===== Source material =====

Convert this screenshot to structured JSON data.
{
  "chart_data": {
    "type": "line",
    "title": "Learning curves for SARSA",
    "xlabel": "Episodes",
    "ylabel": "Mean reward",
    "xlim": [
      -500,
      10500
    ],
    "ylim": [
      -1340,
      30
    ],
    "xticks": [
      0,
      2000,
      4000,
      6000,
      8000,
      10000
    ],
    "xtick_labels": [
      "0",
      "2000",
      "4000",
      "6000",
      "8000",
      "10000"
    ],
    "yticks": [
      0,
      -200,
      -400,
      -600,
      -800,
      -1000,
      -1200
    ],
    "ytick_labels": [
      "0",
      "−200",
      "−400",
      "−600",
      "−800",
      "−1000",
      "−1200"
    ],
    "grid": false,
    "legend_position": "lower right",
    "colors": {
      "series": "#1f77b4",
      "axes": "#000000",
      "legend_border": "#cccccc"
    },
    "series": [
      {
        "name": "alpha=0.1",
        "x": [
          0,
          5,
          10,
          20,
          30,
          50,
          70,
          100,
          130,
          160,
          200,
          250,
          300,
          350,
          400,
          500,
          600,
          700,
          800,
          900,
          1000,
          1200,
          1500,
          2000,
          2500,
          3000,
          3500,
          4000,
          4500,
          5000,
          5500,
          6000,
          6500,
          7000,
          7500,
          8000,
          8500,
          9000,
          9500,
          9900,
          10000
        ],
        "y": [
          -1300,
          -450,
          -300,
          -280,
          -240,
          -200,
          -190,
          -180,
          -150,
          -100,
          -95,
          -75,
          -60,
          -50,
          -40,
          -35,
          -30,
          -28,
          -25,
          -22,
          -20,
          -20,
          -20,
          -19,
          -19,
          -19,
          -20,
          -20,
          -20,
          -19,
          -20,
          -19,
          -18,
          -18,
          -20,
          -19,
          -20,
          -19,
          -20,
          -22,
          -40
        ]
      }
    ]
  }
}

=====

** Task to complete **
Copy every record above exactly as it appears.

** Task output **
Convert this screenshot to structured JSON data.
{
  "chart_data": {
    "type": "line",
    "title": "Learning curves for SARSA",
    "xlabel": "Episodes",
    "ylabel": "Mean reward",
    "xlim": [
      -500,
      10500
    ],
    "ylim": [
      -1340,
      30
    ],
    "xticks": [
      0,
      2000,
      4000,
      6000,
      8000,
      10000
    ],
    "xtick_labels": [
      "0",
      "2000",
      "4000",
      "6000",
      "8000",
      "10000"
    ],
    "yticks": [
      0,
      -200,
      -400,
      -600,
      -800,
      -1000,
      -1200
    ],
    "ytick_labels": [
      "0",
      "−200",
      "−400",
      "−600",
      "−800",
      "−1000",
      "−1200"
    ],
    "grid": false,
    "legend_position": "lower right",
    "colors": {
      "series": "#1f77b4",
      "axes": "#000000",
      "legend_border": "#cccccc"
    },
    "series": [
      {
        "name": "alpha=0.1",
        "x": [
          0,
          5,
          10,
          20,
          30,
          50,
          70,
          100,
          130,
          160,
          200,
          250,
          300,
          350,
          400,
          500,
          600,
          700,
          800,
          900,
          1000,
          1200,
          1500,
          2000,
          2500,
          3000,
          3500,
          4000,
          4500,
          5000,
          5500,
          6000,
          6500,
          7000,
          7500,
          8000,
          8500,
          9000,
          9500,
          9900,
          10000
        ],
        "y": [
          -1300,
          -450,
          -300,
          -280,
          -240,
          -200,
          -190,
          -180,
          -150,
          -100,
          -95,
          -75,
          -60,
          -50,
          -40,
          -35,
          -30,
          -28,
          -25,
          -22,
          -20,
          -20,
          -20,
          -19,
          -19,
          -19,
          -20,
          -20,
          -20,
          -19,
          -20,
          -19,
          -18,
          -18,
          -20,
          -19,
          -20,
          -19,
          -20,
          -22,
          -40
        ]
      }
    ]
  }
}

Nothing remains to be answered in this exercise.